### WORK TO BE COMPLETED
Transcribe the listing exactly, leaving out every picture.

### MATERIAL PROVIDED
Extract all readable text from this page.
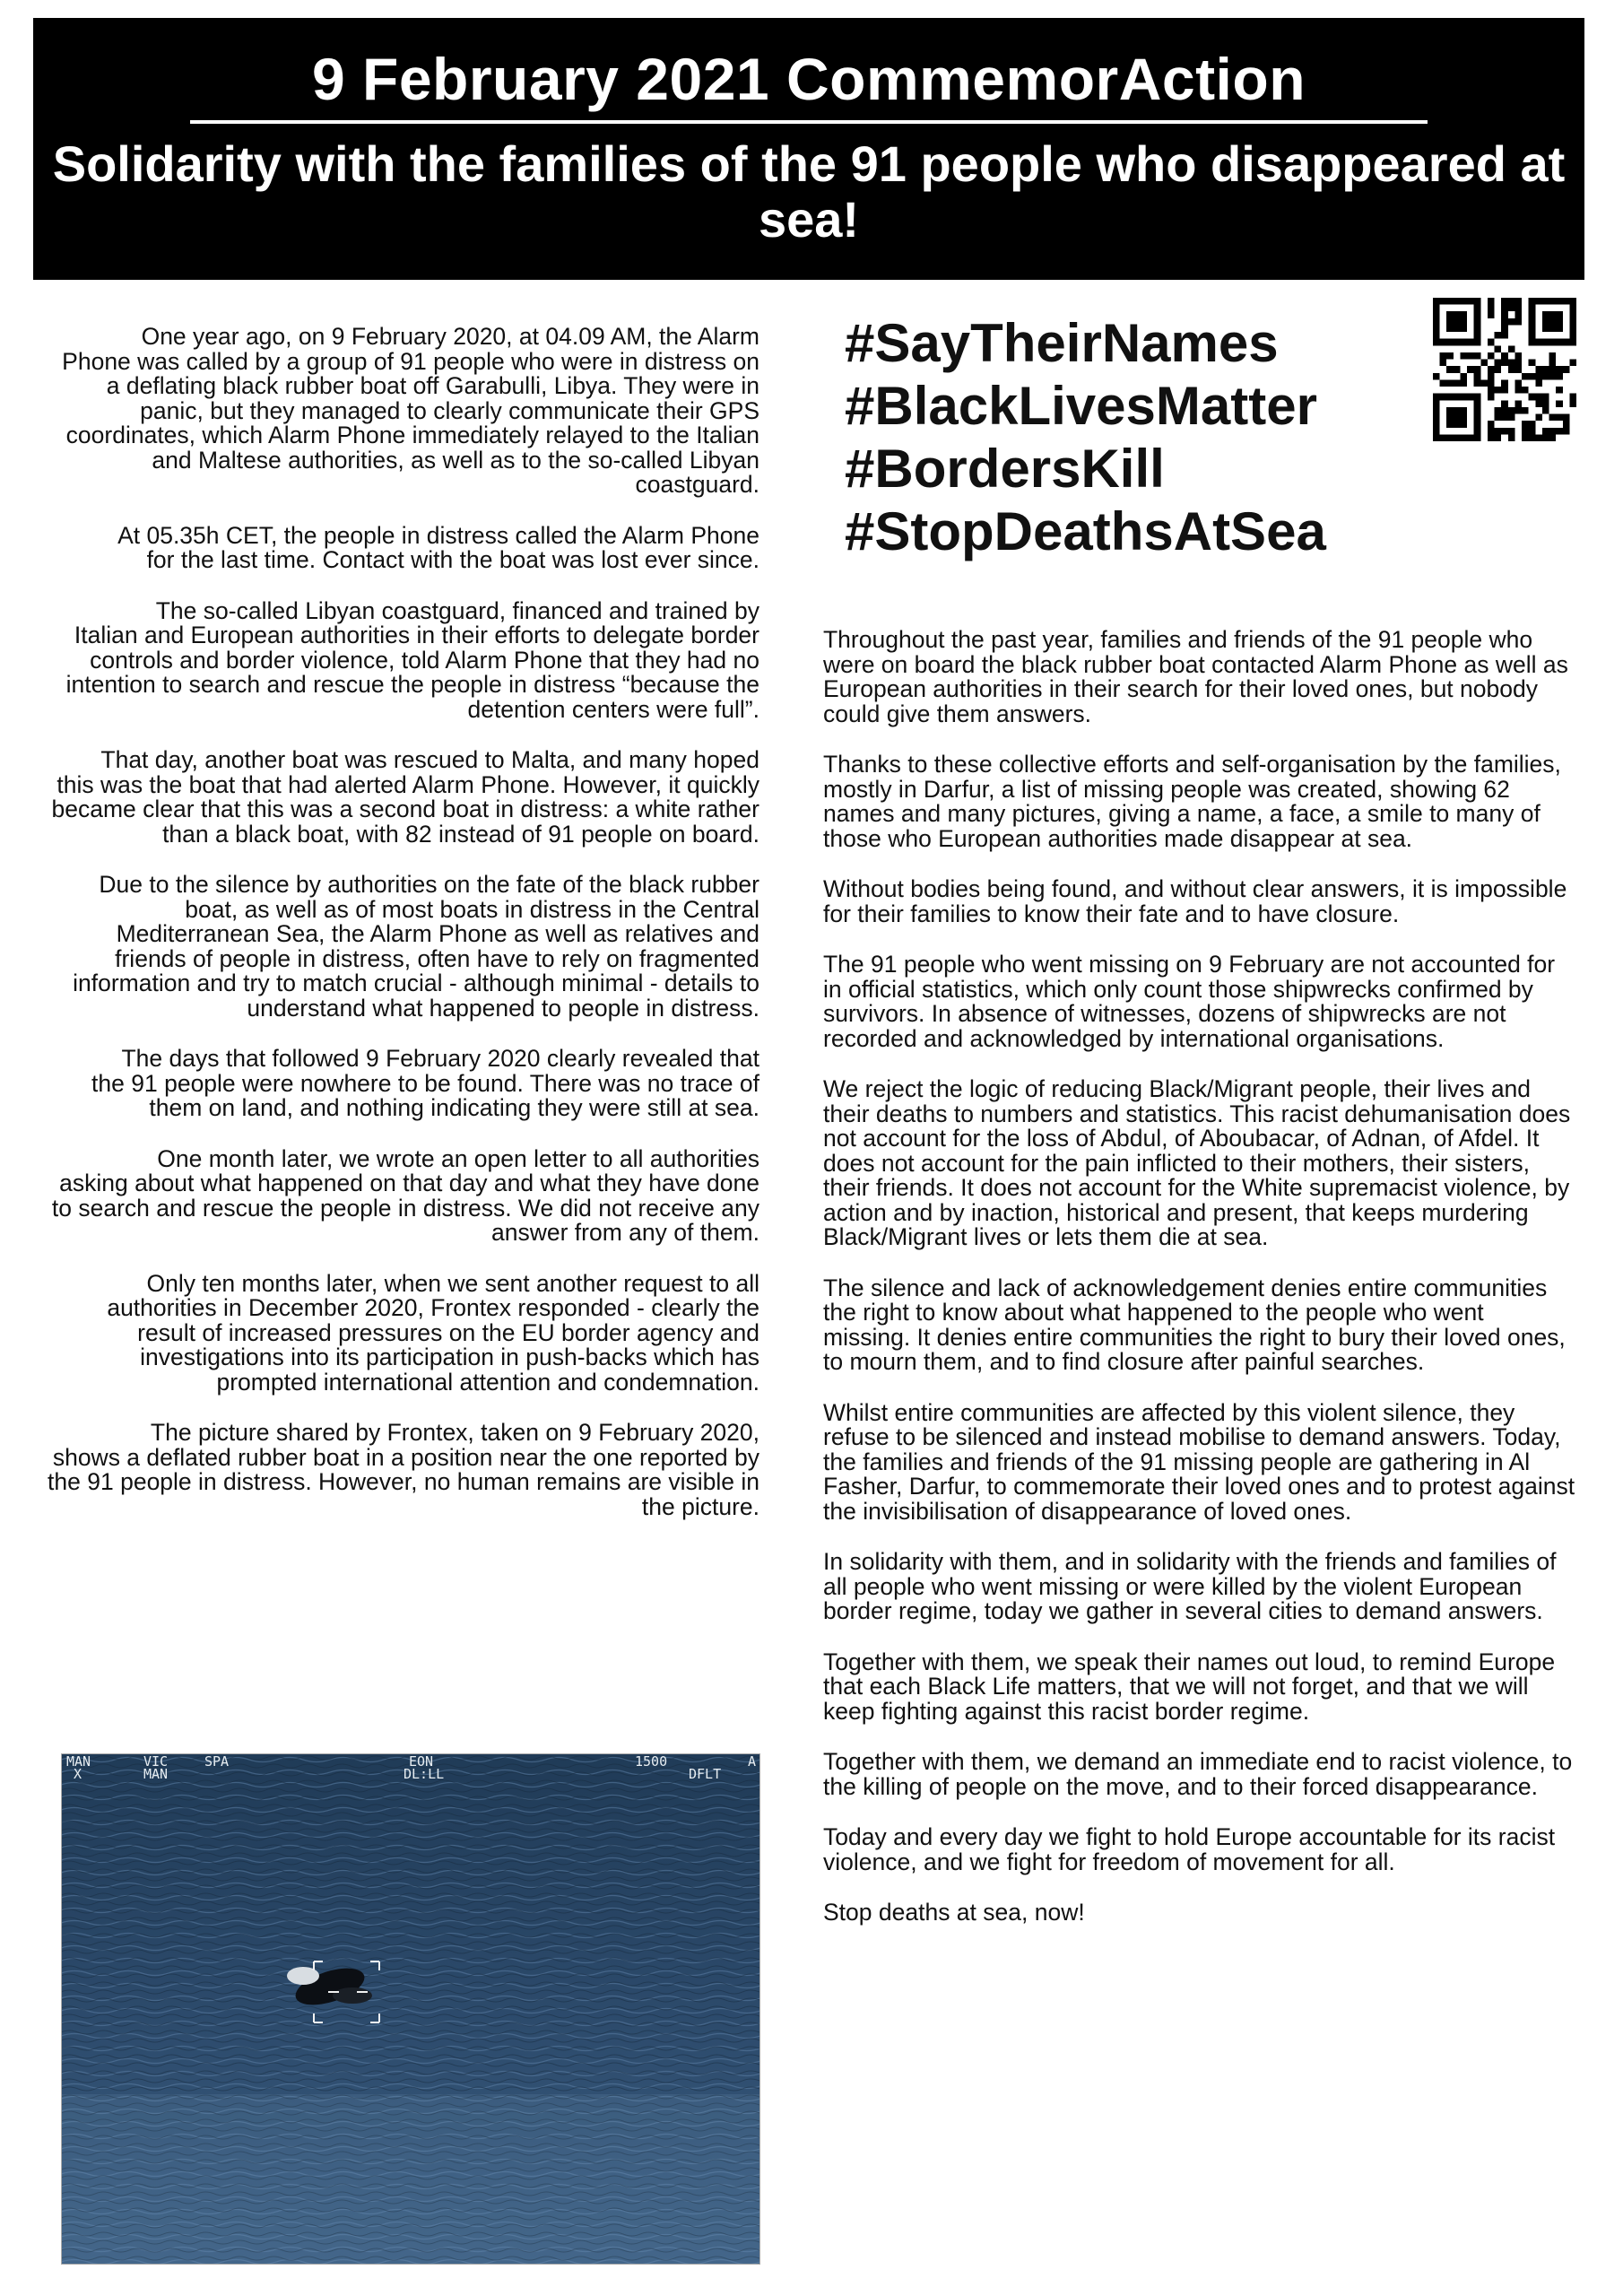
9 February 2021 CommemorAction
Solidarity with the families of the 91 people who disappeared at sea!

One year ago, on 9 February 2020, at 04.09 AM, the Alarm Phone was called by a group of 91 people who were in distress on a deflating black rubber boat off Garabulli, Libya. They were in panic, but they managed to clearly communicate their GPS coordinates, which Alarm Phone immediately relayed to the Italian and Maltese authorities, as well as to the so-called Libyan coastguard.

At 05.35h CET, the people in distress called the Alarm Phone for the last time. Contact with the boat was lost ever since.

The so-called Libyan coastguard, financed and trained by Italian and European authorities in their efforts to delegate border controls and border violence, told Alarm Phone that they had no intention to search and rescue the people in distress “because the detention centers were full”.

That day, another boat was rescued to Malta, and many hoped this was the boat that had alerted Alarm Phone. However, it quickly became clear that this was a second boat in distress: a white rather than a black boat, with 82 instead of 91 people on board.

Due to the silence by authorities on the fate of the black rubber boat, as well as of most boats in distress in the Central Mediterranean Sea, the Alarm Phone as well as relatives and friends of people in distress, often have to rely on fragmented information and try to match crucial - although minimal - details to understand what happened to people in distress.

The days that followed 9 February 2020 clearly revealed that the 91 people were nowhere to be found. There was no trace of them on land, and nothing indicating they were still at sea.

One month later, we wrote an open letter to all authorities asking about what happened on that day and what they have done to search and rescue the people in distress. We did not receive any answer from any of them.

Only ten months later, when we sent another request to all authorities in December 2020, Frontex responded - clearly the result of increased pressures on the EU border agency and investigations into its participation in push-backs which has prompted international attention and condemnation.

The picture shared by Frontex, taken on 9 February 2020, shows a deflated rubber boat in a position near the one reported by the 91 people in distress. However, no human remains are visible in the picture.

#SayTheirNames
#BlackLivesMatter
#BordersKill
#StopDeathsAtSea

Throughout the past year, families and friends of the 91 people who were on board the black rubber boat contacted Alarm Phone as well as European authorities in their search for their loved ones, but nobody could give them answers.

Thanks to these collective efforts and self-organisation by the families, mostly in Darfur, a list of missing people was created, showing 62 names and many pictures, giving a name, a face, a smile to many of those who European authorities made disappear at sea.

Without bodies being found, and without clear answers, it is impossible for their families to know their fate and to have closure.

The 91 people who went missing on 9 February are not accounted for in official statistics, which only count those shipwrecks confirmed by survivors. In absence of witnesses, dozens of shipwrecks are not recorded and acknowledged by international organisations.

We reject the logic of reducing Black/Migrant people, their lives and their deaths to numbers and statistics. This racist dehumanisation does not account for the loss of Abdul, of Aboubacar, of Adnan, of Afdel. It does not account for the pain inflicted to their mothers, their sisters, their friends. It does not account for the White supremacist violence, by action and by inaction, historical and present, that keeps murdering Black/Migrant lives or lets them die at sea.

The silence and lack of acknowledgement denies entire communities the right to know about what happened to the people who went missing. It denies entire communities the right to bury their loved ones, to mourn them, and to find closure after painful searches.

Whilst entire communities are affected by this violent silence, they refuse to be silenced and instead mobilise to demand answers. Today, the families and friends of the 91 missing people are gathering in Al Fasher, Darfur, to commemorate their loved ones and to protest against the invisibilisation of disappearance of loved ones.

In solidarity with them, and in solidarity with the friends and families of all people who went missing or were killed by the violent European border regime, today we gather in several cities to demand answers.

Together with them, we speak their names out loud, to remind Europe that each Black Life matters, that we will not forget, and that we will keep fighting against this racist border regime.

Together with them, we demand an immediate end to racist violence, to the killing of people on the move, and to their forced disappearance.

Today and every day we fight to hold Europe accountable for its racist violence, and we fight for freedom of movement for all.

Stop deaths at sea, now!

MAN
X
VIC
MAN
SPA	EON
DL:LL
1500
DFLT
A
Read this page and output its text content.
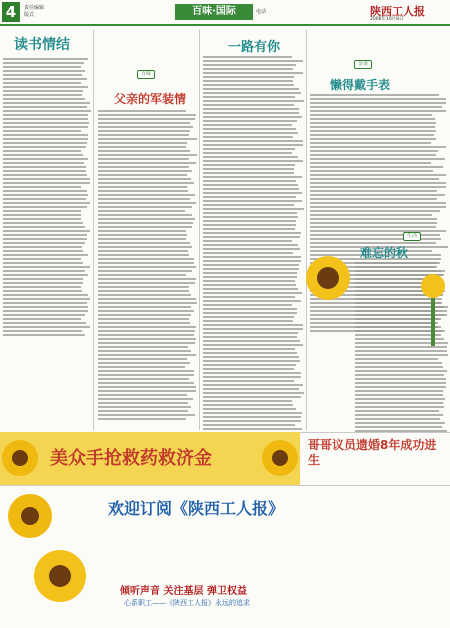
4	责任编辑
版式	百味·国际	电话	陕西工人报
2006年10月8日
读书情结
父亲的军装情
百味
一路有你
懒得戴手表
难忘的秋
生活
杂谈
美众手抢救药救济金
哥哥议员遗婚8年成功进生
欢迎订阅《陕西工人报》
倾听声音 关注基层 弹卫权益
心系职工——《陕西工人报》永远的追求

### OUTPUT OF THE TASK
Extract all readable text from this page.
9 February 2021 CommemorAction
Solidarity with the families of the 91 people who disappeared at sea!

One year ago, on 9 February 2020, at 04.09 AM, the Alarm Phone was called by a group of 91 people who were in distress on a deflating black rubber boat off Garabulli, Libya. They were in panic, but they managed to clearly communicate their GPS coordinates, which Alarm Phone immediately relayed to the Italian and Maltese authorities, as well as to the so-called Libyan coastguard.

At 05.35h CET, the people in distress called the Alarm Phone for the last time. Contact with the boat was lost ever since.

The so-called Libyan coastguard, financed and trained by Italian and European authorities in their efforts to delegate border controls and border violence, told Alarm Phone that they had no intention to search and rescue the people in distress “because the detention centers were full”.

That day, another boat was rescued to Malta, and many hoped this was the boat that had alerted Alarm Phone. However, it quickly became clear that this was a second boat in distress: a white rather than a black boat, with 82 instead of 91 people on board.

Due to the silence by authorities on the fate of the black rubber boat, as well as of most boats in distress in the Central Mediterranean Sea, the Alarm Phone as well as relatives and friends of people in distress, often have to rely on fragmented information and try to match crucial - although minimal - details to understand what happened to people in distress.

The days that followed 9 February 2020 clearly revealed that the 91 people were nowhere to be found. There was no trace of them on land, and nothing indicating they were still at sea.

One month later, we wrote an open letter to all authorities asking about what happened on that day and what they have done to search and rescue the people in distress. We did not receive any answer from any of them.

Only ten months later, when we sent another request to all authorities in December 2020, Frontex responded - clearly the result of increased pressures on the EU border agency and investigations into its participation in push-backs which has prompted international attention and condemnation.

The picture shared by Frontex, taken on 9 February 2020, shows a deflated rubber boat in a position near the one reported by the 91 people in distress. However, no human remains are visible in the picture.

#SayTheirNames
#BlackLivesMatter
#BordersKill
#StopDeathsAtSea

Throughout the past year, families and friends of the 91 people who were on board the black rubber boat contacted Alarm Phone as well as European authorities in their search for their loved ones, but nobody could give them answers.

Thanks to these collective efforts and self-organisation by the families, mostly in Darfur, a list of missing people was created, showing 62 names and many pictures, giving a name, a face, a smile to many of those who European authorities made disappear at sea.

Without bodies being found, and without clear answers, it is impossible for their families to know their fate and to have closure.

The 91 people who went missing on 9 February are not accounted for in official statistics, which only count those shipwrecks confirmed by survivors. In absence of witnesses, dozens of shipwrecks are not recorded and acknowledged by international organisations.

We reject the logic of reducing Black/Migrant people, their lives and their deaths to numbers and statistics. This racist dehumanisation does not account for the loss of Abdul, of Aboubacar, of Adnan, of Afdel. It does not account for the pain inflicted to their mothers, their sisters, their friends. It does not account for the White supremacist violence, by action and by inaction, historical and present, that keeps murdering Black/Migrant lives or lets them die at sea.

The silence and lack of acknowledgement denies entire communities the right to know about what happened to the people who went missing. It denies entire communities the right to bury their loved ones, to mourn them, and to find closure after painful searches.

Whilst entire communities are affected by this violent silence, they refuse to be silenced and instead mobilise to demand answers. Today, the families and friends of the 91 missing people are gathering in Al Fasher, Darfur, to commemorate their loved ones and to protest against the invisibilisation of disappearance of loved ones.

In solidarity with them, and in solidarity with the friends and families of all people who went missing or were killed by the violent European border regime, today we gather in several cities to demand answers.

Together with them, we speak their names out loud, to remind Europe that each Black Life matters, that we will not forget, and that we will keep fighting against this racist border regime.

Together with them, we demand an immediate end to racist violence, to the killing of people on the move, and to their forced disappearance.

Today and every day we fight to hold Europe accountable for its racist violence, and we fight for freedom of movement for all.

Stop deaths at sea, now!

MAN
X
VIC
MAN
SPA	EON
DL:LL
1500
DFLT
A
Read this page and output its text content.
4	责任编辑
版式	百味·国际	电话	陕西工人报
2006年10月8日
读书情结
父亲的军装情
百味
一路有你
懒得戴手表
难忘的秋
生活
杂谈
美众手抢救药救济金
哥哥议员遗婚8年成功进生
欢迎订阅《陕西工人报》
倾听声音 关注基层 弹卫权益
心系职工——《陕西工人报》永远的追求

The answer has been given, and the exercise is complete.